> _Task data_:
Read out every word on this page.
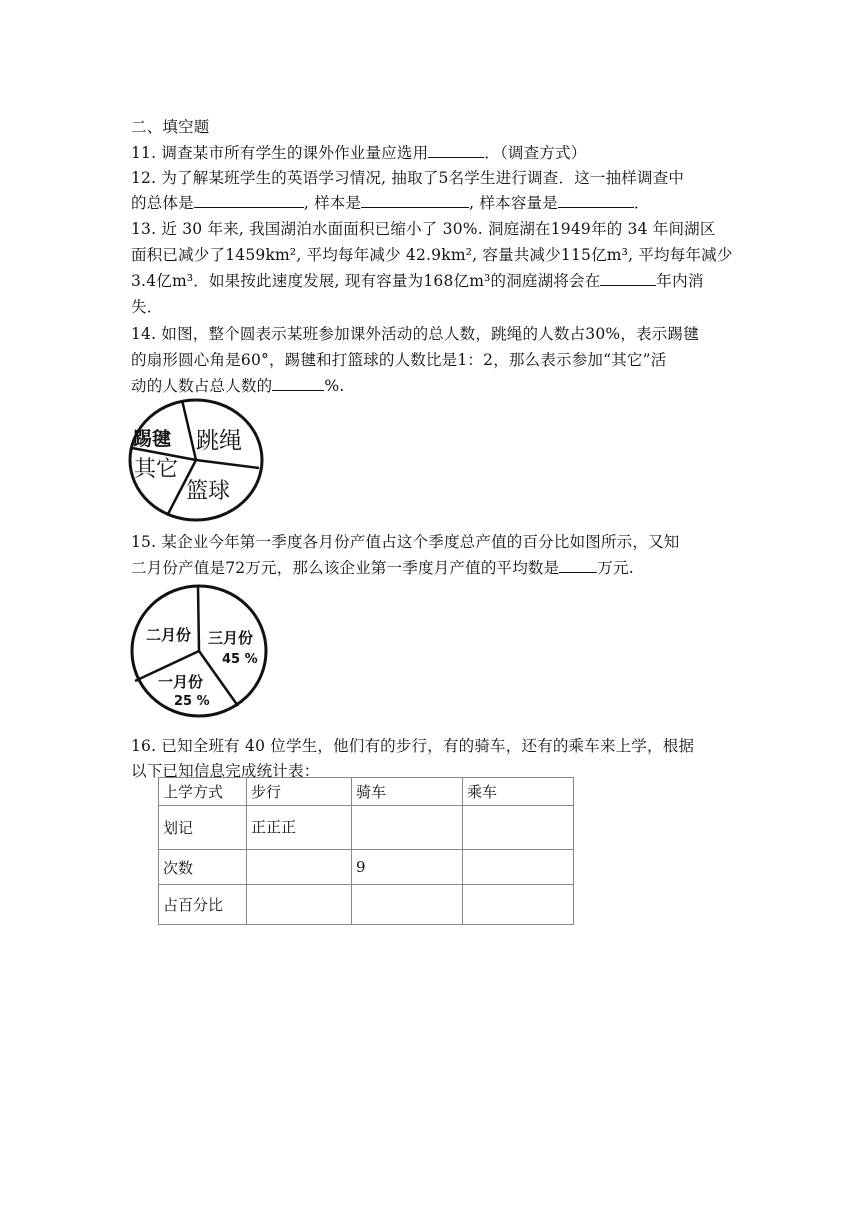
二、填空题
11. 调查某市所有学生的课外作业量应选用	．（调查方式）
12. 为了解某班学生的英语学习情况, 抽取了5名学生进行调查．这一抽样调查中
的总体是	, 样本是	, 样本容量是	．
13. 近 30 年来, 我国湖泊水面面积已缩小了 30%. 洞庭湖在1949年的 34 年间湖区
面积已减少了1459km², 平均每年减少 42.9km², 容量共减少115亿m³, 平均每年减少
3.4亿m³．如果按此速度发展, 现有容量为168亿m³的洞庭湖将会在	年内消
失．
14. 如图，整个圆表示某班参加课外活动的总人数，跳绳的人数占30%，表示踢毽
的扇形圆心角是60°，踢毽和打篮球的人数比是1：2，那么表示参加“其它”活
动的人数占总人数的	%.
踢毽 跳绳
其它
篮球
15. 某企业今年第一季度各月份产值占这个季度总产值的百分比如图所示，又知
二月份产值是72万元，那么该企业第一季度月产值的平均数是 万元.
二月份 三月份
45 %
一月份
25 %
16. 已知全班有 40 位学生，他们有的步行，有的骑车，还有的乘车来上学，根据
以下已知信息完成统计表：
上学方式	步行	骑车	乘车
划记	正正正		
次数		9	
占百分比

> _What the task requires_: Go through the listing above and write it out again exactly, dropping the pictures.

> _Response to the exercise_:
Read out every word on this page.
二、填空题
11. 调查某市所有学生的课外作业量应选用	．（调查方式）
12. 为了解某班学生的英语学习情况, 抽取了5名学生进行调查．这一抽样调查中
的总体是	, 样本是	, 样本容量是	．
13. 近 30 年来, 我国湖泊水面面积已缩小了 30%. 洞庭湖在1949年的 34 年间湖区
面积已减少了1459km², 平均每年减少 42.9km², 容量共减少115亿m³, 平均每年减少
3.4亿m³．如果按此速度发展, 现有容量为168亿m³的洞庭湖将会在	年内消
失．
14. 如图，整个圆表示某班参加课外活动的总人数，跳绳的人数占30%，表示踢毽
的扇形圆心角是60°，踢毽和打篮球的人数比是1：2，那么表示参加“其它”活
动的人数占总人数的	%.
踢毽 跳绳
其它
篮球
15. 某企业今年第一季度各月份产值占这个季度总产值的百分比如图所示，又知
二月份产值是72万元，那么该企业第一季度月产值的平均数是 万元.
二月份 三月份
45 %
一月份
25 %
16. 已知全班有 40 位学生，他们有的步行，有的骑车，还有的乘车来上学，根据
以下已知信息完成统计表：
上学方式	步行	骑车	乘车
划记	正正正		
次数		9	
占百分比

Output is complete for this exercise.